Copy the items word for word, starting with the line that contains "What elements are" and continuing through the line that contains "toc-dot-leader — [154, 1233, 637, 1236]", including both of those lines.

Provided entries →
----

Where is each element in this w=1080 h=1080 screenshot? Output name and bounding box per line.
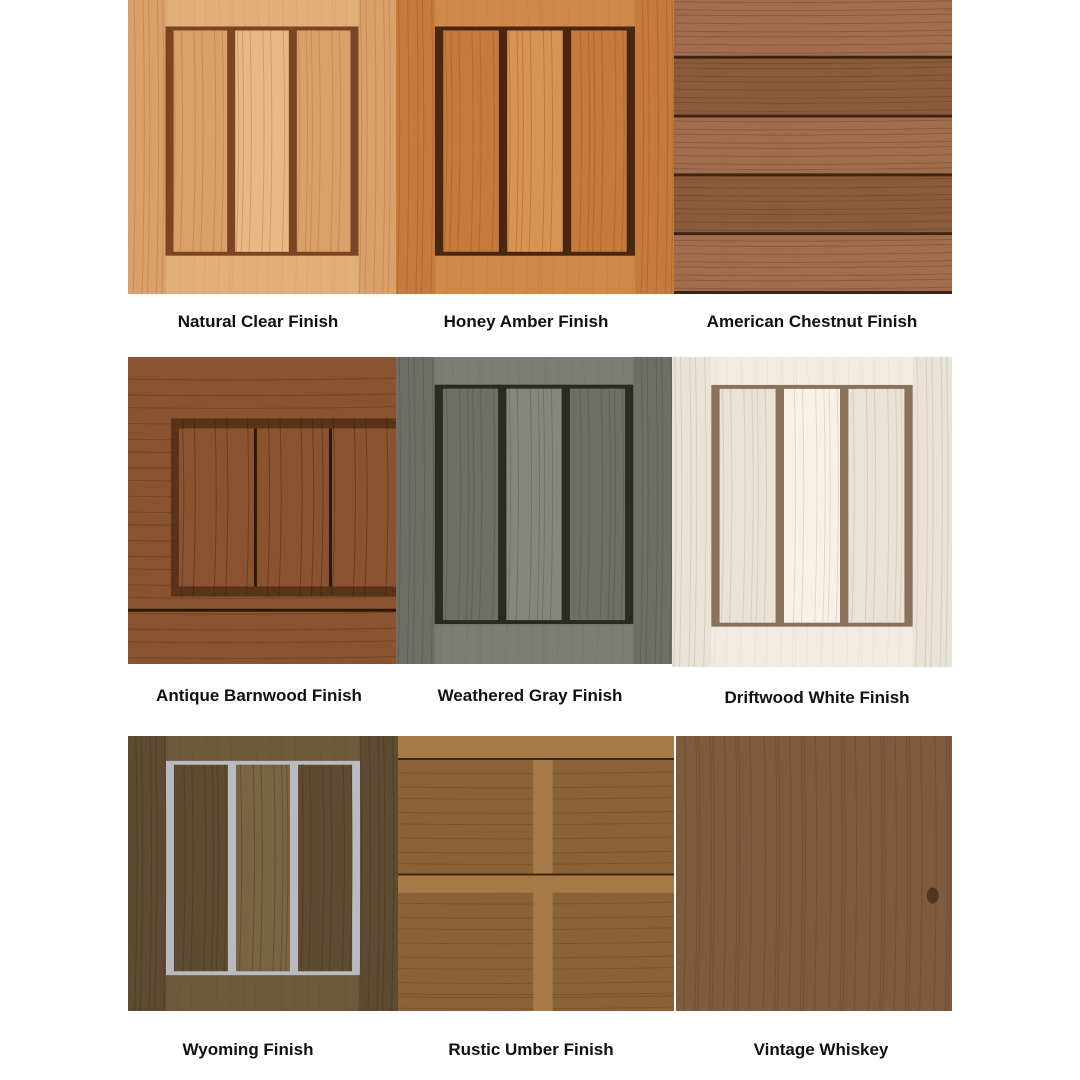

----

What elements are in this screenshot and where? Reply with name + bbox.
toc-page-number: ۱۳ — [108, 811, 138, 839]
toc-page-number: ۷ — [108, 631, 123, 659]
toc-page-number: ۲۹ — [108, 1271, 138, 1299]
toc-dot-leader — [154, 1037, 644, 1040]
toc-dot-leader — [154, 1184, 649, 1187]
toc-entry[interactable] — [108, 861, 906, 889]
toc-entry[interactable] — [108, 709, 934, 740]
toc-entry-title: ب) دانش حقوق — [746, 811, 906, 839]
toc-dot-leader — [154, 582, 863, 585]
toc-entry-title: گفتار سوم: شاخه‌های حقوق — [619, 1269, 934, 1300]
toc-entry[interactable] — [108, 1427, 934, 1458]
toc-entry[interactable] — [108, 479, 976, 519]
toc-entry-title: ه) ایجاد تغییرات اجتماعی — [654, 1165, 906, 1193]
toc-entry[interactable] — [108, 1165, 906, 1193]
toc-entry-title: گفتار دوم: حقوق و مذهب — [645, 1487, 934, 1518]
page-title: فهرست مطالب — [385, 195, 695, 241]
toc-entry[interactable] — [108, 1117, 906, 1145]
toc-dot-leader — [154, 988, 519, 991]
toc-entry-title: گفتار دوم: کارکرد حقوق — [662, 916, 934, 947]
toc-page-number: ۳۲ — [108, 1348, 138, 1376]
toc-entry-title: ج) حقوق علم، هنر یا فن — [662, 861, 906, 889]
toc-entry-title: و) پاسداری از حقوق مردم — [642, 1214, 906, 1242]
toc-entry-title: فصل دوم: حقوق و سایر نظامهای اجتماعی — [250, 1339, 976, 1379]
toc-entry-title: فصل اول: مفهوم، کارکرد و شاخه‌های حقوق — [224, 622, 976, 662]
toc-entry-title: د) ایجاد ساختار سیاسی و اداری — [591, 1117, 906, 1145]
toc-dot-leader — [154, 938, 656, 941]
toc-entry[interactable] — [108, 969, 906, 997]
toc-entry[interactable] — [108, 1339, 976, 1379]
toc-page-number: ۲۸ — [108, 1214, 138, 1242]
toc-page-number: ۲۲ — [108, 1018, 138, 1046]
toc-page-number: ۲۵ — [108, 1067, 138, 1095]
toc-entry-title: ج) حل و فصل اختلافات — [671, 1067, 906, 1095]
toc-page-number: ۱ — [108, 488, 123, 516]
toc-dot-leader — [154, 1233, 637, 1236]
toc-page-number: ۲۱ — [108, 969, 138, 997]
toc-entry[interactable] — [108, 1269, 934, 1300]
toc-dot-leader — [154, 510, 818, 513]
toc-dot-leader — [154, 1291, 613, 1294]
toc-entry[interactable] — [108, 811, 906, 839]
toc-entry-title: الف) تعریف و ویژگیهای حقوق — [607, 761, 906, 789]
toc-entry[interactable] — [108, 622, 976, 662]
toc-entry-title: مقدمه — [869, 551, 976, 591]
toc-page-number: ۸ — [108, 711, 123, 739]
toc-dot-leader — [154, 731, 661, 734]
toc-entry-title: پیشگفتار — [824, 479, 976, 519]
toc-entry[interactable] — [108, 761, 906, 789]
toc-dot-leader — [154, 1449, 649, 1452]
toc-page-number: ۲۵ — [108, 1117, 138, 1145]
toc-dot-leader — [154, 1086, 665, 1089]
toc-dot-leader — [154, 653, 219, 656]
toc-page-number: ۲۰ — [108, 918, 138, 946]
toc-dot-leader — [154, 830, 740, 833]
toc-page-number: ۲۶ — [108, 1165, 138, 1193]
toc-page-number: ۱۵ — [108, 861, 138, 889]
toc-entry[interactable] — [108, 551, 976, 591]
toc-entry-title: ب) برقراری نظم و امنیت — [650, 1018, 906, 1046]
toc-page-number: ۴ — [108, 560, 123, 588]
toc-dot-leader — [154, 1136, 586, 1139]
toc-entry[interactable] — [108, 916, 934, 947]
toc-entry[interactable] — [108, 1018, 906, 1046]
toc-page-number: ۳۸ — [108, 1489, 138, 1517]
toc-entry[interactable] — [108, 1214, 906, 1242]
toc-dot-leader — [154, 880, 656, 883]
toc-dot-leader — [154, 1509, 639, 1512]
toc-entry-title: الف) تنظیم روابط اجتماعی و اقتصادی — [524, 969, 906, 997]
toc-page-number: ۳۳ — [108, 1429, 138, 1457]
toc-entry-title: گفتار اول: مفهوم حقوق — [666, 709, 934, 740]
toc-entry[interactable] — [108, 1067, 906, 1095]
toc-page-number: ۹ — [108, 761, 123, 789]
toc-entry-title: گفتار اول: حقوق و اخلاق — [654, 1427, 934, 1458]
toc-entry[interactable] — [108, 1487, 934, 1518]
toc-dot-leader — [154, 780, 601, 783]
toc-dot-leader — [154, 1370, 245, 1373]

----

Answer for the task →
What elements are in this screenshot and where? Reply with name + bbox.
toc-page-number: ۱۳ — [108, 811, 138, 839]
toc-page-number: ۷ — [108, 631, 123, 659]
toc-page-number: ۲۹ — [108, 1271, 138, 1299]
toc-dot-leader — [154, 1037, 644, 1040]
toc-dot-leader — [154, 1184, 649, 1187]
toc-entry[interactable] — [108, 861, 906, 889]
toc-entry[interactable] — [108, 709, 934, 740]
toc-entry-title: ب) دانش حقوق — [746, 811, 906, 839]
toc-dot-leader — [154, 582, 863, 585]
toc-entry-title: گفتار سوم: شاخه‌های حقوق — [619, 1269, 934, 1300]
toc-entry[interactable] — [108, 1427, 934, 1458]
toc-entry[interactable] — [108, 479, 976, 519]
toc-entry-title: ه) ایجاد تغییرات اجتماعی — [654, 1165, 906, 1193]
toc-entry[interactable] — [108, 1165, 906, 1193]
toc-entry-title: گفتار دوم: حقوق و مذهب — [645, 1487, 934, 1518]
page-title: فهرست مطالب — [385, 195, 695, 241]
toc-entry[interactable] — [108, 1117, 906, 1145]
toc-dot-leader — [154, 988, 519, 991]
toc-entry-title: گفتار دوم: کارکرد حقوق — [662, 916, 934, 947]
toc-page-number: ۳۲ — [108, 1348, 138, 1376]
toc-entry-title: ج) حقوق علم، هنر یا فن — [662, 861, 906, 889]
toc-entry-title: و) پاسداری از حقوق مردم — [642, 1214, 906, 1242]
toc-entry-title: فصل دوم: حقوق و سایر نظامهای اجتماعی — [250, 1339, 976, 1379]
toc-entry-title: فصل اول: مفهوم، کارکرد و شاخه‌های حقوق — [224, 622, 976, 662]
toc-entry-title: د) ایجاد ساختار سیاسی و اداری — [591, 1117, 906, 1145]
toc-dot-leader — [154, 938, 656, 941]
toc-entry[interactable] — [108, 969, 906, 997]
toc-entry[interactable] — [108, 1339, 976, 1379]
toc-page-number: ۲۸ — [108, 1214, 138, 1242]
toc-page-number: ۲۲ — [108, 1018, 138, 1046]
toc-page-number: ۲۵ — [108, 1067, 138, 1095]
toc-entry-title: ج) حل و فصل اختلافات — [671, 1067, 906, 1095]
toc-page-number: ۱ — [108, 488, 123, 516]
toc-dot-leader — [154, 1233, 637, 1236]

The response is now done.